=== Work to do ===
Reproduce the data verbatim, from its first line through the line containing "250, 641, 280]", inclusive.
[Start]
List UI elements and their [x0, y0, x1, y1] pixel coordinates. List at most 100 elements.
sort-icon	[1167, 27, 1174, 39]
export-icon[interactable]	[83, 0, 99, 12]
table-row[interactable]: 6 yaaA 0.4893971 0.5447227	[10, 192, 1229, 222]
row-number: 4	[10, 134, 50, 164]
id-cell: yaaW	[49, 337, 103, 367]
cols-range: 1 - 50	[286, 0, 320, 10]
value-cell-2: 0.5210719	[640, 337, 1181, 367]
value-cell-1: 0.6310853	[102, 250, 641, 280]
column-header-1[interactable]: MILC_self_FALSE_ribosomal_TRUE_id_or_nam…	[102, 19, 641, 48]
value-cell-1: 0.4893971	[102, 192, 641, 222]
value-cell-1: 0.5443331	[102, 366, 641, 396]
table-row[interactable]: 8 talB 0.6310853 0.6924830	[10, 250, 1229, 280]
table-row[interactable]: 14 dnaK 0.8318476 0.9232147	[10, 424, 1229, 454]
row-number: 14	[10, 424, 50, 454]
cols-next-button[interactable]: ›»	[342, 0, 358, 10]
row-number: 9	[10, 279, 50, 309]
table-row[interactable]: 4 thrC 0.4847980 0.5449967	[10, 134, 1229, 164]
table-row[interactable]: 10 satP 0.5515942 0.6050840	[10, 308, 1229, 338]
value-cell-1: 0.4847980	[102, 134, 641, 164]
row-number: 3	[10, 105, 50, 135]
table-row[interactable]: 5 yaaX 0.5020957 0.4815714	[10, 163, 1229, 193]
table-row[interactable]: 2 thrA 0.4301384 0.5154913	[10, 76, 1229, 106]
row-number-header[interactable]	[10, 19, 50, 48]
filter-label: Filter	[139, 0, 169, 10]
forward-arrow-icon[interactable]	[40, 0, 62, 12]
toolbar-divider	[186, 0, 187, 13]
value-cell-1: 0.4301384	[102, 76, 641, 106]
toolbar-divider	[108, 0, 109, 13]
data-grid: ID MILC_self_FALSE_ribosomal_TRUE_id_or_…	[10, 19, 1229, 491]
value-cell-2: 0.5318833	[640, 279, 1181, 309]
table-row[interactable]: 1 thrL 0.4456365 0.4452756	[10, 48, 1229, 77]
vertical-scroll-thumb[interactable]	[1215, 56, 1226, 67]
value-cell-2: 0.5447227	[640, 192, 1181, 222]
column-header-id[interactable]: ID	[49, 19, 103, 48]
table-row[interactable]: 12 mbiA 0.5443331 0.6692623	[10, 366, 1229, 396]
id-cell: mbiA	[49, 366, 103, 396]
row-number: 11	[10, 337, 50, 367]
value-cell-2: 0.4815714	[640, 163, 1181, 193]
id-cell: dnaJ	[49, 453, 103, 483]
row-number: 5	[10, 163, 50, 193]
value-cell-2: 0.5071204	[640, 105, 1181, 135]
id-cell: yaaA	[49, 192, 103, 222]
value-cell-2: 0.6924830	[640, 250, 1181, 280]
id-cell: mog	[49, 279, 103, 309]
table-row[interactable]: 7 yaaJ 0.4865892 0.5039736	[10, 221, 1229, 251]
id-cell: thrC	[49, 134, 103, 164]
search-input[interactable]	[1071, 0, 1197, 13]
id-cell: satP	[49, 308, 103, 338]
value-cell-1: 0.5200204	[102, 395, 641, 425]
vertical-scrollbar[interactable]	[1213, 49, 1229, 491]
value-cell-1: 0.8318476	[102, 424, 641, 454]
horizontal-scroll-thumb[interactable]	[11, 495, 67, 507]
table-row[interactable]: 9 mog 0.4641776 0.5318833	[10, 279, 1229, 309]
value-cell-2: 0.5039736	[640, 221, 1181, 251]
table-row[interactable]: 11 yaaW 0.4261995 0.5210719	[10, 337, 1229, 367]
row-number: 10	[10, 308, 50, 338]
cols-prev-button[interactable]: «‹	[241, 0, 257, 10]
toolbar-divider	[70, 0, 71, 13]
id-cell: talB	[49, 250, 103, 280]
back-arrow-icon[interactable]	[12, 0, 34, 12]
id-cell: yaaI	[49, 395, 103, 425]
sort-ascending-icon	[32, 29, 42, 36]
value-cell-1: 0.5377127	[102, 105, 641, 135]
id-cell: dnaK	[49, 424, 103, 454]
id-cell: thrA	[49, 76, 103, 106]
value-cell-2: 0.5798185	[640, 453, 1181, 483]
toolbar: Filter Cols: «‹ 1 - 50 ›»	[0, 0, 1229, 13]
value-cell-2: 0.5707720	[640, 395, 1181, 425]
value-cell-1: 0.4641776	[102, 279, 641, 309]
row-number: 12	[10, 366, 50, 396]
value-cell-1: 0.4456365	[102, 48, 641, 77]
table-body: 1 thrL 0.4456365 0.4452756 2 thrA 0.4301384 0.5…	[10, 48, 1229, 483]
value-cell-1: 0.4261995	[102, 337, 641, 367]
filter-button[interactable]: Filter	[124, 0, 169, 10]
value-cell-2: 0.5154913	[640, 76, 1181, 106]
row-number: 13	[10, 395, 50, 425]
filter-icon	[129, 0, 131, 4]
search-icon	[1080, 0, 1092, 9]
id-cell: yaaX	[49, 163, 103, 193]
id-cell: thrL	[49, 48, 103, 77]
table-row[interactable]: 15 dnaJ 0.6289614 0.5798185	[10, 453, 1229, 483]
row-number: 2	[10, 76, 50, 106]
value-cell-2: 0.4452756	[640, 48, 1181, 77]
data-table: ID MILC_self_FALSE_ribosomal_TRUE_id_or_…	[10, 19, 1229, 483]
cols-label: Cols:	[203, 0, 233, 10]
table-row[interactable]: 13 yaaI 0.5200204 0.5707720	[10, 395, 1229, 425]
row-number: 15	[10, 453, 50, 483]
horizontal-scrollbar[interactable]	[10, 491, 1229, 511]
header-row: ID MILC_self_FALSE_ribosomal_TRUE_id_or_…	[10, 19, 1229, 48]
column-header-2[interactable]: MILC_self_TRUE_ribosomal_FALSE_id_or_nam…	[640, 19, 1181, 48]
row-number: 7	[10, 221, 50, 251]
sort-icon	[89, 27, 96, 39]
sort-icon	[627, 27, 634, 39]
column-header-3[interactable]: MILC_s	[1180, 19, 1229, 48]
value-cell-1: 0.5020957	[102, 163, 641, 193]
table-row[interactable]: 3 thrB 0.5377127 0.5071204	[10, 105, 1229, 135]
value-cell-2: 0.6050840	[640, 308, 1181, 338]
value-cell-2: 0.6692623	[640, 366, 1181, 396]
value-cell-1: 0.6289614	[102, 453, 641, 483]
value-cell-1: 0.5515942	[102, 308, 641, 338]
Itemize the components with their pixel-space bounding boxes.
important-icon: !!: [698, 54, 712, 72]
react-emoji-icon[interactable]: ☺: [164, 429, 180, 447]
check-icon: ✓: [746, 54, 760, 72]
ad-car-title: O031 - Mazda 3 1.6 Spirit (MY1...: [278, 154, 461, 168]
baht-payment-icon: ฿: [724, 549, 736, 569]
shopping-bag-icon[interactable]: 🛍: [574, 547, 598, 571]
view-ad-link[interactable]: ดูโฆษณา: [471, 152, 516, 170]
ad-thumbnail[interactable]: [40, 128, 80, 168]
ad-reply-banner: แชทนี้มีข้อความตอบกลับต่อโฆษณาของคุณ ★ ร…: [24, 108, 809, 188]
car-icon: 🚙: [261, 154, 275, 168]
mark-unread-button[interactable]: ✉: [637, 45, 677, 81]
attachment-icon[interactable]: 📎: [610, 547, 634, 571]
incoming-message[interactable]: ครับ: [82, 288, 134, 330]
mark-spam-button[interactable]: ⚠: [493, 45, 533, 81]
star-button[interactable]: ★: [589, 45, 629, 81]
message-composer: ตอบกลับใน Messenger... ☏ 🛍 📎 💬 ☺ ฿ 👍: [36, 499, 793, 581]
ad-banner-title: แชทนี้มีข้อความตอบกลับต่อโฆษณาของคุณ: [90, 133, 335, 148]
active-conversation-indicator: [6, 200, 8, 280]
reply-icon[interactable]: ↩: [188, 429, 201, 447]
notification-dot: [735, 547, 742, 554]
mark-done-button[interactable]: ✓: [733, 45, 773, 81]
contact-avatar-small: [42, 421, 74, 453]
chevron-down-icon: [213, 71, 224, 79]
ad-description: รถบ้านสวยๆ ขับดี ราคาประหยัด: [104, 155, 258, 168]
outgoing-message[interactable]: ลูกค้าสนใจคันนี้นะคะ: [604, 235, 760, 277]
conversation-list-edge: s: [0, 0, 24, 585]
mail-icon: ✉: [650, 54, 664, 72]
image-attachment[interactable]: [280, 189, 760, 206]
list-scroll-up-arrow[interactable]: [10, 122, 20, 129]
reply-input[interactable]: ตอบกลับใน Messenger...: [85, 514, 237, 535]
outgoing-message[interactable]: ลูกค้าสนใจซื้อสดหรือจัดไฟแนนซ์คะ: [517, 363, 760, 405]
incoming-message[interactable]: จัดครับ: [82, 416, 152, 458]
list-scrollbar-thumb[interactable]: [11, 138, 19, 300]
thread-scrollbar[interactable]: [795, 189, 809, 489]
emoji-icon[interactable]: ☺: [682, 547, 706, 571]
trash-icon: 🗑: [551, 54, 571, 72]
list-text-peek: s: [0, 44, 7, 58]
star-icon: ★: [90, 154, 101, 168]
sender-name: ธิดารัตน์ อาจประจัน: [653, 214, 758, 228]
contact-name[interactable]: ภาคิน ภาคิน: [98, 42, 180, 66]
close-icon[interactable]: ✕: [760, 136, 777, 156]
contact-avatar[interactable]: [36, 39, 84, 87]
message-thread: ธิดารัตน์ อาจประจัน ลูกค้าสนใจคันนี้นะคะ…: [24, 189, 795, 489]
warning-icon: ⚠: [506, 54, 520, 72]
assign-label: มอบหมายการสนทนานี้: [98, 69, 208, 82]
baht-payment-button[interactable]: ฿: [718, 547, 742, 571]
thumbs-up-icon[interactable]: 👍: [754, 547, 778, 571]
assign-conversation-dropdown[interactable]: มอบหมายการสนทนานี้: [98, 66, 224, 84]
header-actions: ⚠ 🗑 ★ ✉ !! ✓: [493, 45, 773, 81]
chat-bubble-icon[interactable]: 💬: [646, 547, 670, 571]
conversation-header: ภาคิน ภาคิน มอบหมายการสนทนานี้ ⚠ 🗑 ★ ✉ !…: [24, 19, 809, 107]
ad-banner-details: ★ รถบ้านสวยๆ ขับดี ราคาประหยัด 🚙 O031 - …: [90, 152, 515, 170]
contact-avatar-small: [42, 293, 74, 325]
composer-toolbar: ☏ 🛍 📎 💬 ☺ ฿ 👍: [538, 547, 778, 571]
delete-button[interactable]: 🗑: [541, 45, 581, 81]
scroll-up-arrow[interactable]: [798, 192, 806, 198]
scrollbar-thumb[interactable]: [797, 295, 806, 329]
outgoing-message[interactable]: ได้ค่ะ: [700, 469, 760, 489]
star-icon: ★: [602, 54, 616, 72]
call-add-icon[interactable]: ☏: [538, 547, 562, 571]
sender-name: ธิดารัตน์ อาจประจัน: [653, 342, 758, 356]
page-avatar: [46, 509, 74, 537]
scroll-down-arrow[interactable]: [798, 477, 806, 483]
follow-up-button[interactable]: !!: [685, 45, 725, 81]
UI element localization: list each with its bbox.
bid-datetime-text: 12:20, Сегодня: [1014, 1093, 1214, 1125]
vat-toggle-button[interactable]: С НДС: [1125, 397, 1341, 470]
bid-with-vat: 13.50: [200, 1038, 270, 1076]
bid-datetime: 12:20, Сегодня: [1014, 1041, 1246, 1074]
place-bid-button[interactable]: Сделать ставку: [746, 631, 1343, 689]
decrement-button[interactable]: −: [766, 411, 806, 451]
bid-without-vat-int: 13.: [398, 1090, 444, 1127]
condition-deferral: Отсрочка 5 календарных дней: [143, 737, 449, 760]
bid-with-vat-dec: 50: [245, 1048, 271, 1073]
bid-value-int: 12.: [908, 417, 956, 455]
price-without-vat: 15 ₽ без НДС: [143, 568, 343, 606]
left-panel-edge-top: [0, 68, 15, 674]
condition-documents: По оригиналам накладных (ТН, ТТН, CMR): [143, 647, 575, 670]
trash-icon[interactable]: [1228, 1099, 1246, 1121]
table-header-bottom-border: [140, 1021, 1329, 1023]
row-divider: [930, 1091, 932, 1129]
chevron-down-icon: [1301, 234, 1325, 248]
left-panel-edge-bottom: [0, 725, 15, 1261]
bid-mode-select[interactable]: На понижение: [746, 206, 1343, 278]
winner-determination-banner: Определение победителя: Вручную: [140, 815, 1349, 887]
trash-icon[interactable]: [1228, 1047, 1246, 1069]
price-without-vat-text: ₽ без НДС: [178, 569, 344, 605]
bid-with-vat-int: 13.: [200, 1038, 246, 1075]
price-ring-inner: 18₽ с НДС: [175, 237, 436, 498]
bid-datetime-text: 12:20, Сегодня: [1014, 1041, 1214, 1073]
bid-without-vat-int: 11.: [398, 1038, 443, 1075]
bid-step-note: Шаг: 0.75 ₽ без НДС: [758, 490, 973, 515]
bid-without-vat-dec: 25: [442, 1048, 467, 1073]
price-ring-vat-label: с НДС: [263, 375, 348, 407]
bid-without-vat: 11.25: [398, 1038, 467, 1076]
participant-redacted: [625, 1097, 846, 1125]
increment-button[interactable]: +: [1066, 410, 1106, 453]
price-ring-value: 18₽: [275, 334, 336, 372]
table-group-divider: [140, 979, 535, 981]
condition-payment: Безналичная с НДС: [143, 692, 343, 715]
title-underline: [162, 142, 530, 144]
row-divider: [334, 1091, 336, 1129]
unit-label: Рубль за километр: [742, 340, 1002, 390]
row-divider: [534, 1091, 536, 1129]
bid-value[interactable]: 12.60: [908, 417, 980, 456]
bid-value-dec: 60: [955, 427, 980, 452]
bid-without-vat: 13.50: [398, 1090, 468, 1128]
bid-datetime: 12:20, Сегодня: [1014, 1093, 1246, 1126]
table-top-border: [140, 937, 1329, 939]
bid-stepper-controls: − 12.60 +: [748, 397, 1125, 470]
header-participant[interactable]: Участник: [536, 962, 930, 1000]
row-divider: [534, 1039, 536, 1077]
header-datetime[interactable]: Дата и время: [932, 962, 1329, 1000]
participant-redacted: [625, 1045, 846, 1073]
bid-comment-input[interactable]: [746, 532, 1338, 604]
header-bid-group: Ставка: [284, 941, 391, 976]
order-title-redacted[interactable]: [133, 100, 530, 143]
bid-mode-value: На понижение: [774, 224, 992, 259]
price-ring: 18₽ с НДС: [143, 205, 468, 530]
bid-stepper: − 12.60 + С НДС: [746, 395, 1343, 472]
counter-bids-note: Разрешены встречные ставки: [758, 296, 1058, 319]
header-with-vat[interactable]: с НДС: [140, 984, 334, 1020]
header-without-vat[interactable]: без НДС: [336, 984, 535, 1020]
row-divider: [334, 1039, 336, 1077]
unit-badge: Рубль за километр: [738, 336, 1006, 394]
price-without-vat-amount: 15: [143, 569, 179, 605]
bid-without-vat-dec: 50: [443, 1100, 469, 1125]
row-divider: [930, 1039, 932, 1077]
[End]
=== Finished task ===
List UI elements and their [x0, y0, x1, y1] pixel coordinates. List at most 100 elements.
sort-icon	[1167, 27, 1174, 39]
export-icon[interactable]	[83, 0, 99, 12]
table-row[interactable]: 6 yaaA 0.4893971 0.5447227	[10, 192, 1229, 222]
row-number: 4	[10, 134, 50, 164]
id-cell: yaaW	[49, 337, 103, 367]
cols-range: 1 - 50	[286, 0, 320, 10]
value-cell-2: 0.5210719	[640, 337, 1181, 367]
value-cell-1: 0.6310853	[102, 250, 641, 280]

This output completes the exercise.